Arrange the lines of this listing as a JSON list of strings, one string per line, including every line and skipping blank ones. Leave the pictures out.

START RECORD SET

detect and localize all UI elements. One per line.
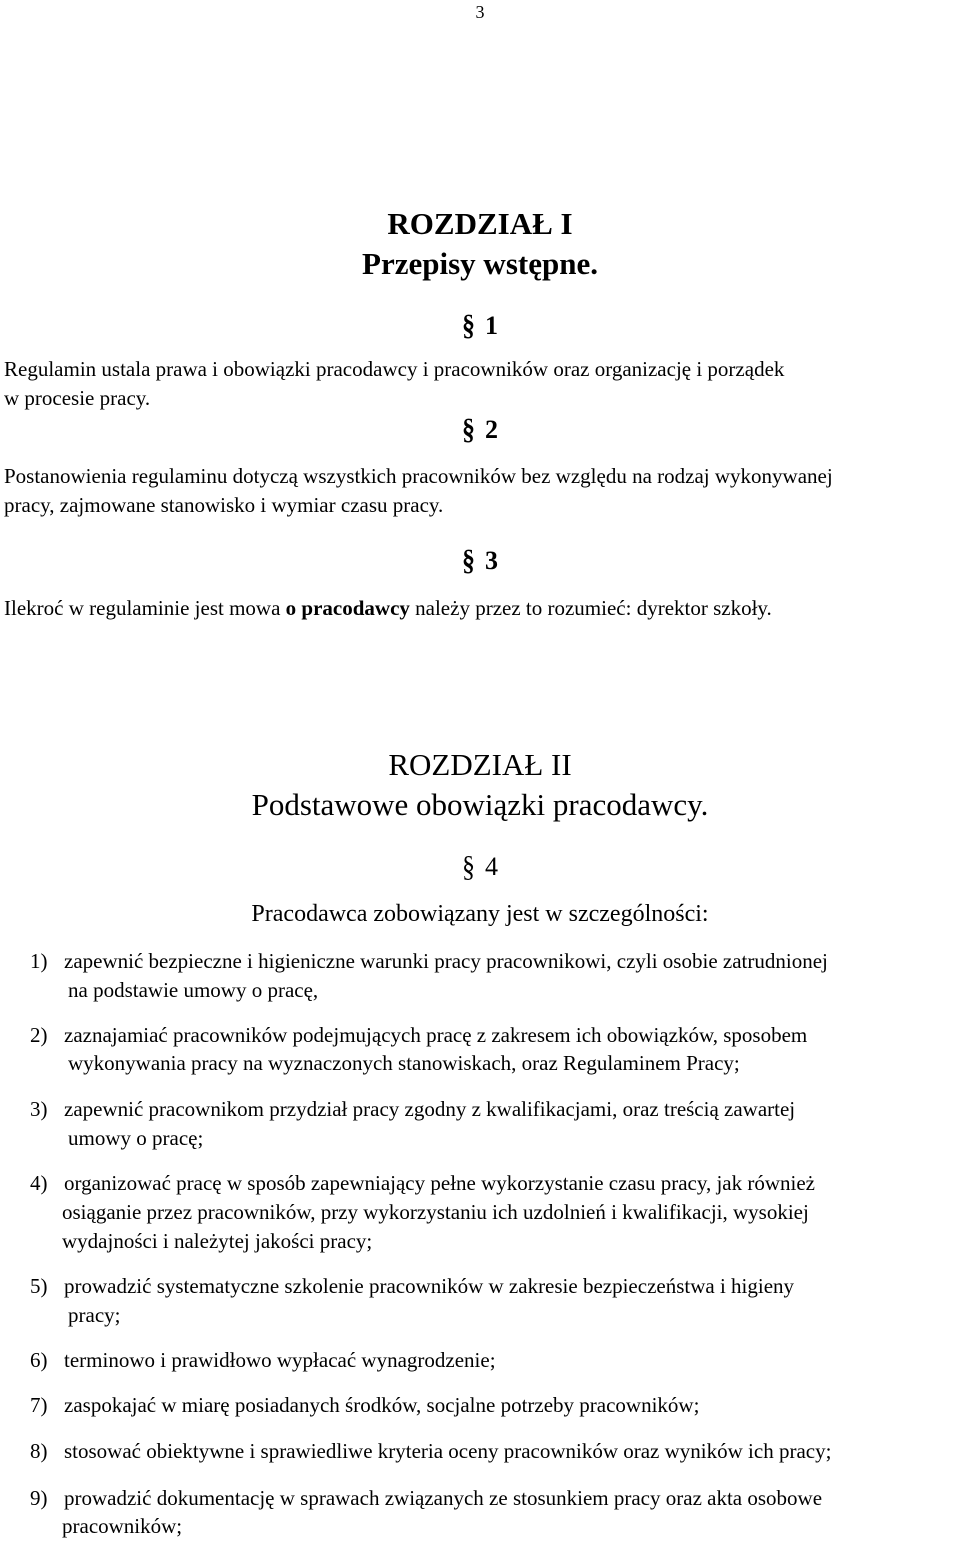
list-item-continuation: wykonywania pracy na wyznaczonych stanowiskach, oraz Regulaminem Pracy; (68, 1051, 740, 1075)
section-number: 3 (485, 546, 498, 575)
list-item-line: zapewnić bezpieczne i higieniczne warunki pracy pracownikowi, czyli osobie zatrudnionej (64, 949, 828, 973)
section-number: 2 (485, 415, 498, 444)
list-item-continuation: na podstawie umowy o pracę, (68, 978, 319, 1002)
section-3-text-bold: o pracodawcy (285, 596, 410, 620)
list-item-continuation: wydajności i należytej jakości pracy; (62, 1229, 373, 1253)
section-1-heading (0, 308, 960, 343)
chapter-2-title: ROZDZIAŁ II (388, 747, 572, 782)
list-item-number: 9) (30, 1486, 48, 1510)
section-symbol: § (462, 849, 475, 884)
list-item-line: zaznajamiać pracowników podejmujących pracę z zakresem ich obowiązków, sposobem (64, 1023, 808, 1047)
list-item-number: 7) (30, 1393, 48, 1417)
list-item-continuation: pracowników; (62, 1514, 183, 1538)
section-number: 4 (485, 852, 498, 881)
page-number: 3 (475, 2, 485, 22)
chapter-1-title: ROZDZIAŁ I (387, 206, 573, 241)
section-number: 1 (485, 311, 498, 340)
section-symbol: § (462, 543, 475, 578)
list-item-number: 1) (30, 949, 48, 973)
section-2-text-line-1: Postanowienia regulaminu dotyczą wszystkich pracowników bez względu na rodzaj wykonywanej (4, 464, 833, 488)
list-item (30, 1095, 795, 1124)
list-item-continuation: osiąganie przez pracowników, przy wykorzystaniu ich uzdolnień i kwalifikacji, wysokiej (62, 1200, 809, 1224)
list-item-number: 8) (30, 1439, 48, 1463)
list-item-line: terminowo i prawidłowo wypłacać wynagrodzenie; (64, 1348, 496, 1372)
list-item (30, 947, 828, 976)
list-item (30, 1272, 794, 1301)
section-3-text (4, 594, 772, 623)
list-item (30, 1484, 822, 1513)
section-2-text-line-2: pracy, zajmowane stanowisko i wymiar czasu pracy. (4, 493, 444, 517)
list-item-number: 4) (30, 1171, 48, 1195)
section-1-text-line-1: Regulamin ustala prawa i obowiązki pracodawcy i pracowników oraz organizację i porządek (4, 357, 785, 381)
list-item-line: organizować pracę w sposób zapewniający pełne wykorzystanie czasu pracy, jak również (64, 1171, 816, 1195)
section-1-text-line-2: w procesie pracy. (4, 386, 151, 410)
section-2-heading (0, 412, 960, 447)
section-3-text-before: Ilekroć w regulaminie jest mowa (4, 596, 286, 620)
list-item (30, 1346, 496, 1375)
list-item (30, 1169, 815, 1198)
list-item-number: 6) (30, 1348, 48, 1372)
list-item-line: zaspokajać w miarę posiadanych środków, socjalne potrzeby pracowników; (64, 1393, 700, 1417)
section-4-intro: Pracodawca zobowiązany jest w szczególności: (251, 901, 709, 927)
section-3-text-after: należy przez to rozumieć: dyrektor szkoły. (409, 596, 772, 620)
list-item-line: stosować obiektywne i sprawiedliwe kryteria oceny pracowników oraz wyników ich pracy; (64, 1439, 832, 1463)
list-item-line: zapewnić pracownikom przydział pracy zgodny z kwalifikacjami, oraz treścią zawartej (64, 1097, 796, 1121)
section-4-heading (0, 849, 960, 884)
list-item-line: prowadzić systematyczne szkolenie pracowników w zakresie bezpieczeństwa i higieny (64, 1274, 795, 1298)
section-symbol: § (462, 308, 475, 343)
list-item (30, 1391, 699, 1420)
list-item-line: prowadzić dokumentację w sprawach związanych ze stosunkiem pracy oraz akta osobowe (64, 1486, 823, 1510)
chapter-1-subtitle: Przepisy wstępne. (362, 246, 598, 281)
section-3-heading (0, 543, 960, 578)
list-item (30, 1437, 831, 1466)
chapter-2-subtitle: Podstawowe obowiązki pracodawcy. (251, 787, 709, 822)
list-item (30, 1021, 807, 1050)
list-item-continuation: umowy o pracę; (68, 1126, 204, 1150)
list-item-number: 2) (30, 1023, 48, 1047)
list-item-continuation: pracy; (68, 1303, 121, 1327)
section-symbol: § (462, 412, 475, 447)
list-item-number: 3) (30, 1097, 48, 1121)
list-item-number: 5) (30, 1274, 48, 1298)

END RECORD SET

**WORKED SOLUTION**:
[
  "detect and localize all UI elements. One per line.",
  "list-item-continuation: wykonywania pracy na wyznaczonych stanowiskach, oraz Regulaminem Pracy; (68, 1051, 740, 1075)",
  "section-number: 3 (485, 546, 498, 575)",
  "list-item-line: zapewnić bezpieczne i higieniczne warunki pracy pracownikowi, czyli osobie zatrudnionej (64, 949, 828, 973)",
  "section-number: 2 (485, 415, 498, 444)",
  "list-item-continuation: na podstawie umowy o pracę, (68, 978, 319, 1002)",
  "section-3-text-bold: o pracodawcy (285, 596, 410, 620)",
  "list-item-continuation: wydajności i należytej jakości pracy; (62, 1229, 373, 1253)",
  "section-1-heading (0, 308, 960, 343)",
  "chapter-2-title: ROZDZIAŁ II (388, 747, 572, 782)",
  "list-item-number: 9) (30, 1486, 48, 1510)",
  "section-symbol: § (462, 849, 475, 884)",
  "list-item-line: zaznajamiać pracowników podejmujących pracę z zakresem ich obowiązków, sposobem (64, 1023, 808, 1047)",
  "list-item-number: 7) (30, 1393, 48, 1417)",
  "list-item-continuation: pracowników; (62, 1514, 183, 1538)",
  "section-number: 4 (485, 852, 498, 881)",
  "page-number: 3 (475, 2, 485, 22)",
  "chapter-1-title: ROZDZIAŁ I (387, 206, 573, 241)",
  "section-number: 1 (485, 311, 498, 340)",
  "section-symbol: § (462, 543, 475, 578)",
  "list-item-number: 1) (30, 949, 48, 973)",
  "section-2-text-line-1: Postanowienia regulaminu dotyczą wszystkich pracowników bez względu na rodzaj wykonywanej (4, 464, 833, 488)",
  "list-item (30, 1095, 795, 1124)",
  "list-item-continuation: osiąganie przez pracowników, przy wykorzystaniu ich uzdolnień i kwalifikacji, wysokiej (62, 1200, 809, 1224)",
  "list-item-number: 8) (30, 1439, 48, 1463)",
  "list-item-line: terminowo i prawidłowo wypłacać wynagrodzenie; (64, 1348, 496, 1372)",
  "list-item (30, 947, 828, 976)",
  "list-item (30, 1272, 794, 1301)",
  "section-3-text (4, 594, 772, 623)",
  "list-item (30, 1484, 822, 1513)",
  "section-2-text-line-2: pracy, zajmowane stanowisko i wymiar czasu pracy. (4, 493, 444, 517)",
  "list-item-number: 4) (30, 1171, 48, 1195)",
  "section-1-text-line-1: Regulamin ustala prawa i obowiązki pracodawcy i pracowników oraz organizację i porządek (4, 357, 785, 381)",
  "list-item-line: organizować pracę w sposób zapewniający pełne wykorzystanie czasu pracy, jak również (64, 1171, 816, 1195)",
  "section-1-text-line-2: w procesie pracy. (4, 386, 151, 410)",
  "section-2-heading (0, 412, 960, 447)",
  "section-3-text-before: Ilekroć w regulaminie jest mowa (4, 596, 286, 620)",
  "list-item (30, 1346, 496, 1375)",
  "list-item (30, 1169, 815, 1198)",
  "list-item-number: 6) (30, 1348, 48, 1372)",
  "list-item-line: zaspokajać w miarę posiadanych środków, socjalne potrzeby pracowników; (64, 1393, 700, 1417)",
  "section-4-intro: Pracodawca zobowiązany jest w szczególności: (251, 901, 709, 927)",
  "section-3-text-after: należy przez to rozumieć: dyrektor szkoły. (409, 596, 772, 620)",
  "list-item-line: stosować obiektywne i sprawiedliwe kryteria oceny pracowników oraz wyników ich pracy; (64, 1439, 832, 1463)",
  "list-item-line: zapewnić pracownikom przydział pracy zgodny z kwalifikacjami, oraz treścią zawartej (64, 1097, 796, 1121)",
  "section-4-heading (0, 849, 960, 884)",
  "list-item-line: prowadzić systematyczne szkolenie pracowników w zakresie bezpieczeństwa i higieny (64, 1274, 795, 1298)",
  "section-symbol: § (462, 308, 475, 343)",
  "list-item (30, 1391, 699, 1420)",
  "list-item-line: prowadzić dokumentację w sprawach związanych ze stosunkiem pracy oraz akta osobowe (64, 1486, 823, 1510)",
  "chapter-1-subtitle: Przepisy wstępne. (362, 246, 598, 281)",
  "section-3-heading (0, 543, 960, 578)",
  "list-item (30, 1437, 831, 1466)",
  "chapter-2-subtitle: Podstawowe obowiązki pracodawcy. (251, 787, 709, 822)",
  "list-item (30, 1021, 807, 1050)",
  "list-item-continuation: umowy o pracę; (68, 1126, 204, 1150)",
  "list-item-number: 2) (30, 1023, 48, 1047)",
  "list-item-continuation: pracy; (68, 1303, 121, 1327)",
  "section-symbol: § (462, 412, 475, 447)",
  "list-item-number: 3) (30, 1097, 48, 1121)",
  "list-item-number: 5) (30, 1274, 48, 1298)"
]